**To do**
Return every line below as is, leaving out the pictures.

------ The data

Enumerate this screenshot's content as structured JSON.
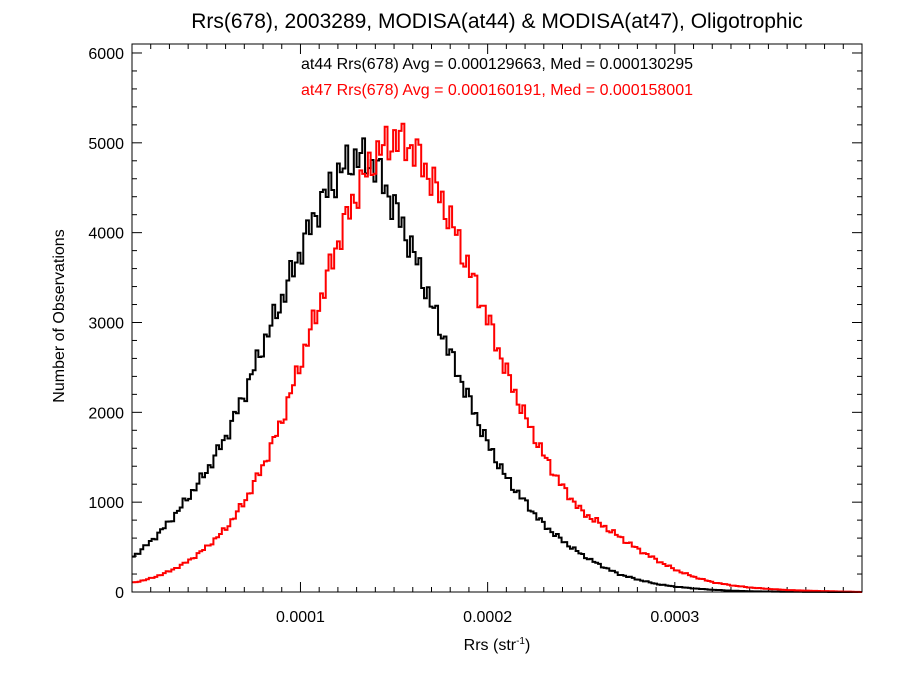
{
  "chart_data": {
    "type": "histogram-step",
    "title": "Rrs(678), 2003289, MODISA(at44) & MODISA(at47), Oligotrophic",
    "xlabel_main": "Rrs (str",
    "xlabel_sup": "-1",
    "xlabel_tail": ")",
    "ylabel": "Number of Observations",
    "xlim": [
      1e-05,
      0.0004
    ],
    "ylim": [
      0,
      6100
    ],
    "x_ticks": [
      {
        "value": 0.0001,
        "label": "0.0001"
      },
      {
        "value": 0.0002,
        "label": "0.0002"
      },
      {
        "value": 0.0003,
        "label": "0.0003"
      }
    ],
    "x_minor_step": 1e-05,
    "y_ticks": [
      {
        "value": 0,
        "label": "0"
      },
      {
        "value": 1000,
        "label": "1000"
      },
      {
        "value": 2000,
        "label": "2000"
      },
      {
        "value": 3000,
        "label": "3000"
      },
      {
        "value": 4000,
        "label": "4000"
      },
      {
        "value": 5000,
        "label": "5000"
      },
      {
        "value": 6000,
        "label": "6000"
      }
    ],
    "y_minor_step": 200,
    "bin_width": 1.5e-06,
    "annotations": [
      {
        "text": "at44 Rrs(678) Avg = 0.000129663, Med = 0.000130295",
        "color": "#000000"
      },
      {
        "text": "at47 Rrs(678) Avg = 0.000160191, Med = 0.000158001",
        "color": "#ff0000"
      }
    ],
    "series": [
      {
        "color": "#000000",
        "x": [
          1e-05,
          2e-05,
          3e-05,
          4e-05,
          5e-05,
          6e-05,
          7e-05,
          8e-05,
          9e-05,
          0.0001,
          0.00011,
          0.00012,
          0.00013,
          0.00014,
          0.00015,
          0.00016,
          0.00017,
          0.00018,
          0.00019,
          0.0002,
          0.00021,
          0.00022,
          0.00023,
          0.00024,
          0.00025,
          0.00026,
          0.00027,
          0.00028,
          0.00029,
          0.0003,
          0.00031,
          0.00032,
          0.00033,
          0.00034,
          0.00035,
          0.00036,
          0.00037,
          0.00038,
          0.00039,
          0.0004
        ],
        "y": [
          380,
          560,
          780,
          1050,
          1350,
          1720,
          2200,
          2750,
          3250,
          3800,
          4300,
          4650,
          4850,
          4750,
          4300,
          3800,
          3200,
          2650,
          2150,
          1650,
          1270,
          1000,
          750,
          570,
          420,
          300,
          200,
          140,
          90,
          60,
          40,
          25,
          15,
          8,
          5,
          3,
          2,
          1,
          0,
          0
        ]
      },
      {
        "color": "#ff0000",
        "x": [
          1e-05,
          2e-05,
          3e-05,
          4e-05,
          5e-05,
          6e-05,
          7e-05,
          8e-05,
          9e-05,
          0.0001,
          0.00011,
          0.00012,
          0.00013,
          0.00014,
          0.00015,
          0.00016,
          0.00017,
          0.00018,
          0.00019,
          0.0002,
          0.00021,
          0.00022,
          0.00023,
          0.00024,
          0.00025,
          0.00026,
          0.00027,
          0.00028,
          0.00029,
          0.0003,
          0.00031,
          0.00032,
          0.00033,
          0.00034,
          0.00035,
          0.00036,
          0.00037,
          0.00038,
          0.00039,
          0.0004
        ],
        "y": [
          100,
          150,
          230,
          340,
          500,
          700,
          1000,
          1400,
          1900,
          2550,
          3200,
          3900,
          4450,
          4850,
          5050,
          4950,
          4600,
          4150,
          3600,
          3050,
          2450,
          1950,
          1520,
          1170,
          900,
          760,
          620,
          480,
          360,
          250,
          170,
          110,
          75,
          50,
          35,
          22,
          15,
          10,
          5,
          0
        ]
      }
    ]
  }
}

------------

**The response**
Enumerate this screenshot's content as structured JSON.
{
  "chart_data": {
    "type": "histogram-step",
    "title": "Rrs(678), 2003289, MODISA(at44) & MODISA(at47), Oligotrophic",
    "xlabel_main": "Rrs (str",
    "xlabel_sup": "-1",
    "xlabel_tail": ")",
    "ylabel": "Number of Observations",
    "xlim": [
      1e-05,
      0.0004
    ],
    "ylim": [
      0,
      6100
    ],
    "x_ticks": [
      {
        "value": 0.0001,
        "label": "0.0001"
      },
      {
        "value": 0.0002,
        "label": "0.0002"
      },
      {
        "value": 0.0003,
        "label": "0.0003"
      }
    ],
    "x_minor_step": 1e-05,
    "y_ticks": [
      {
        "value": 0,
        "label": "0"
      },
      {
        "value": 1000,
        "label": "1000"
      },
      {
        "value": 2000,
        "label": "2000"
      },
      {
        "value": 3000,
        "label": "3000"
      },
      {
        "value": 4000,
        "label": "4000"
      },
      {
        "value": 5000,
        "label": "5000"
      },
      {
        "value": 6000,
        "label": "6000"
      }
    ],
    "y_minor_step": 200,
    "bin_width": 1.5e-06,
    "annotations": [
      {
        "text": "at44 Rrs(678) Avg = 0.000129663, Med = 0.000130295",
        "color": "#000000"
      },
      {
        "text": "at47 Rrs(678) Avg = 0.000160191, Med = 0.000158001",
        "color": "#ff0000"
      }
    ],
    "series": [
      {
        "color": "#000000",
        "x": [
          1e-05,
          2e-05,
          3e-05,
          4e-05,
          5e-05,
          6e-05,
          7e-05,
          8e-05,
          9e-05,
          0.0001,
          0.00011,
          0.00012,
          0.00013,
          0.00014,
          0.00015,
          0.00016,
          0.00017,
          0.00018,
          0.00019,
          0.0002,
          0.00021,
          0.00022,
          0.00023,
          0.00024,
          0.00025,
          0.00026,
          0.00027,
          0.00028,
          0.00029,
          0.0003,
          0.00031,
          0.00032,
          0.00033,
          0.00034,
          0.00035,
          0.00036,
          0.00037,
          0.00038,
          0.00039,
          0.0004
        ],
        "y": [
          380,
          560,
          780,
          1050,
          1350,
          1720,
          2200,
          2750,
          3250,
          3800,
          4300,
          4650,
          4850,
          4750,
          4300,
          3800,
          3200,
          2650,
          2150,
          1650,
          1270,
          1000,
          750,
          570,
          420,
          300,
          200,
          140,
          90,
          60,
          40,
          25,
          15,
          8,
          5,
          3,
          2,
          1,
          0,
          0
        ]
      },
      {
        "color": "#ff0000",
        "x": [
          1e-05,
          2e-05,
          3e-05,
          4e-05,
          5e-05,
          6e-05,
          7e-05,
          8e-05,
          9e-05,
          0.0001,
          0.00011,
          0.00012,
          0.00013,
          0.00014,
          0.00015,
          0.00016,
          0.00017,
          0.00018,
          0.00019,
          0.0002,
          0.00021,
          0.00022,
          0.00023,
          0.00024,
          0.00025,
          0.00026,
          0.00027,
          0.00028,
          0.00029,
          0.0003,
          0.00031,
          0.00032,
          0.00033,
          0.00034,
          0.00035,
          0.00036,
          0.00037,
          0.00038,
          0.00039,
          0.0004
        ],
        "y": [
          100,
          150,
          230,
          340,
          500,
          700,
          1000,
          1400,
          1900,
          2550,
          3200,
          3900,
          4450,
          4850,
          5050,
          4950,
          4600,
          4150,
          3600,
          3050,
          2450,
          1950,
          1520,
          1170,
          900,
          760,
          620,
          480,
          360,
          250,
          170,
          110,
          75,
          50,
          35,
          22,
          15,
          10,
          5,
          0
        ]
      }
    ]
  }
}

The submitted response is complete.